#### [GIVEN DATA]
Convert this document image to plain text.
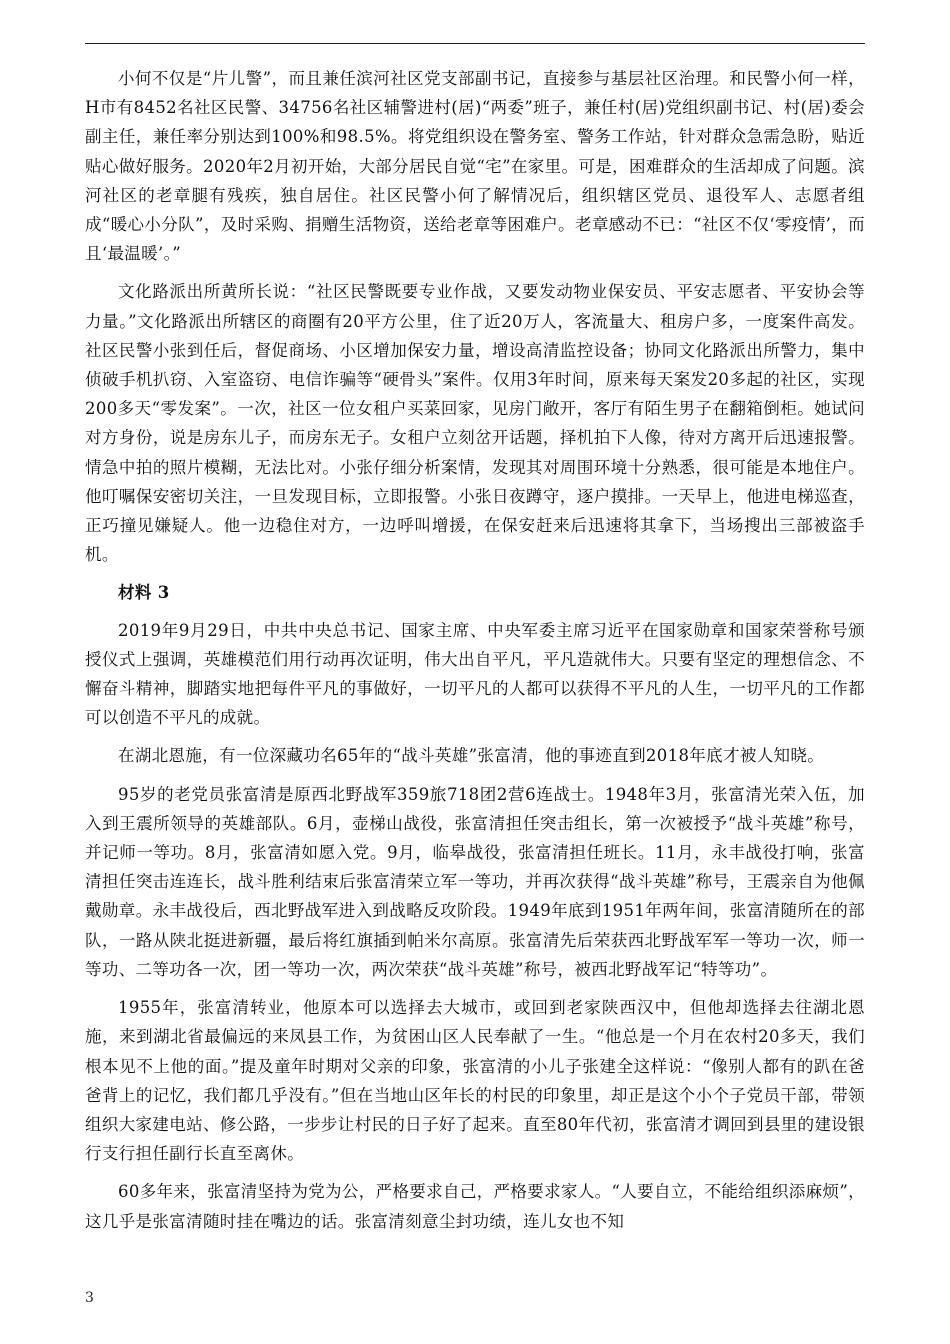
小何不仅是“片儿警”，而且兼任滨河社区党支部副书记，直接参与基层社区治理。和民警小何一样，H市有8452名社区民警、34756名社区辅警进村(居)“两委”班子，兼任村(居)党组织副书记、村(居)委会副主任，兼任率分别达到100%和98.5%。将党组织设在警务室、警务工作站，针对群众急需急盼，贴近贴心做好服务。2020年2月初开始，大部分居民自觉“宅”在家里。可是，困难群众的生活却成了问题。滨河社区的老章腿有残疾，独自居住。社区民警小何了解情况后，组织辖区党员、退役军人、志愿者组成“暖心小分队”，及时采购、捐赠生活物资，送给老章等困难户。老章感动不已：“社区不仅‘零疫情’，而且‘最温暖’。”

文化路派出所黄所长说：“社区民警既要专业作战，又要发动物业保安员、平安志愿者、平安协会等力量。”文化路派出所辖区的商圈有20平方公里，住了近20万人，客流量大、租房户多，一度案件高发。社区民警小张到任后，督促商场、小区增加保安力量，增设高清监控设备；协同文化路派出所警力，集中侦破手机扒窃、入室盗窃、电信诈骗等“硬骨头”案件。仅用3年时间，原来每天案发20多起的社区，实现200多天“零发案”。一次，社区一位女租户买菜回家，见房门敞开，客厅有陌生男子在翻箱倒柜。她试问对方身份，说是房东儿子，而房东无子。女租户立刻岔开话题，择机拍下人像，待对方离开后迅速报警。情急中拍的照片模糊，无法比对。小张仔细分析案情，发现其对周围环境十分熟悉，很可能是本地住户。他叮嘱保安密切关注，一旦发现目标，立即报警。小张日夜蹲守，逐户摸排。一天早上，他进电梯巡查，正巧撞见嫌疑人。他一边稳住对方，一边呼叫增援，在保安赶来后迅速将其拿下，当场搜出三部被盗手机。

材料 3

2019年9月29日，中共中央总书记、国家主席、中央军委主席习近平在国家勋章和国家荣誉称号颁授仪式上强调，英雄模范们用行动再次证明，伟大出自平凡，平凡造就伟大。只要有坚定的理想信念、不懈奋斗精神，脚踏实地把每件平凡的事做好，一切平凡的人都可以获得不平凡的人生，一切平凡的工作都可以创造不平凡的成就。

在湖北恩施，有一位深藏功名65年的“战斗英雄”张富清，他的事迹直到2018年底才被人知晓。

95岁的老党员张富清是原西北野战军359旅718团2营6连战士。1948年3月，张富清光荣入伍，加入到王震所领导的英雄部队。6月，壶梯山战役，张富清担任突击组长，第一次被授予“战斗英雄”称号，并记师一等功。8月，张富清如愿入党。9月，临皋战役，张富清担任班长。11月，永丰战役打响，张富清担任突击连连长，战斗胜利结束后张富清荣立军一等功，并再次获得“战斗英雄”称号，王震亲自为他佩戴勋章。永丰战役后，西北野战军进入到战略反攻阶段。1949年底到1951年两年间，张富清随所在的部队，一路从陕北挺进新疆，最后将红旗插到帕米尔高原。张富清先后荣获西北野战军军一等功一次，师一等功、二等功各一次，团一等功一次，两次荣获“战斗英雄”称号，被西北野战军记“特等功”。

1955年，张富清转业，他原本可以选择去大城市，或回到老家陕西汉中，但他却选择去往湖北恩施，来到湖北省最偏远的来凤县工作，为贫困山区人民奉献了一生。“他总是一个月在农村20多天，我们根本见不上他的面。”提及童年时期对父亲的印象，张富清的小儿子张建全这样说：“像别人都有的趴在爸爸背上的记忆，我们都几乎没有。”但在当地山区年长的村民的印象里，却正是这个小个子党员干部，带领组织大家建电站、修公路，一步步让村民的日子好了起来。直至80年代初，张富清才调回到县里的建设银行支行担任副行长直至离休。

60多年来，张富清坚持为党为公，严格要求自己，严格要求家人。“人要自立，不能给组织添麻烦”，这几乎是张富清随时挂在嘴边的话。张富清刻意尘封功绩，连儿女也不知

3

#### [GIVEN INSTRUCTION]
Examine the records and pull out every line where the string "战斗英雄" occurs.

#### [RESULT OF THIS EXERCISE]
在湖北恩施，有一位深藏功名65年的“战斗英雄”张富清，他的事迹直到2018年底才被人知晓。
95岁的老党员张富清是原西北野战军359旅718团2营6连战士。1948年3月，张富清光荣入伍，加入到王震所领导的英雄部队。6月，壶梯山战役，张富清担任突击组长，第一次被授予“战斗英雄”称号，并记师一等功。8月，张富清如愿入党。9月，临皋战役，张富清担任班长。11月，永丰战役打响，张富清担任突击连连长，战斗胜利结束后张富清荣立军一等功，并再次获得“战斗英雄”称号，王震亲自为他佩戴勋章。永丰战役后，西北野战军进入到战略反攻阶段。1949年底到1951年两年间，张富清随所在的部队，一路从陕北挺进新疆，最后将红旗插到帕米尔高原。张富清先后荣获西北野战军军一等功一次，师一等功、二等功各一次，团一等功一次，两次荣获“战斗英雄”称号，被西北野战军记“特等功”。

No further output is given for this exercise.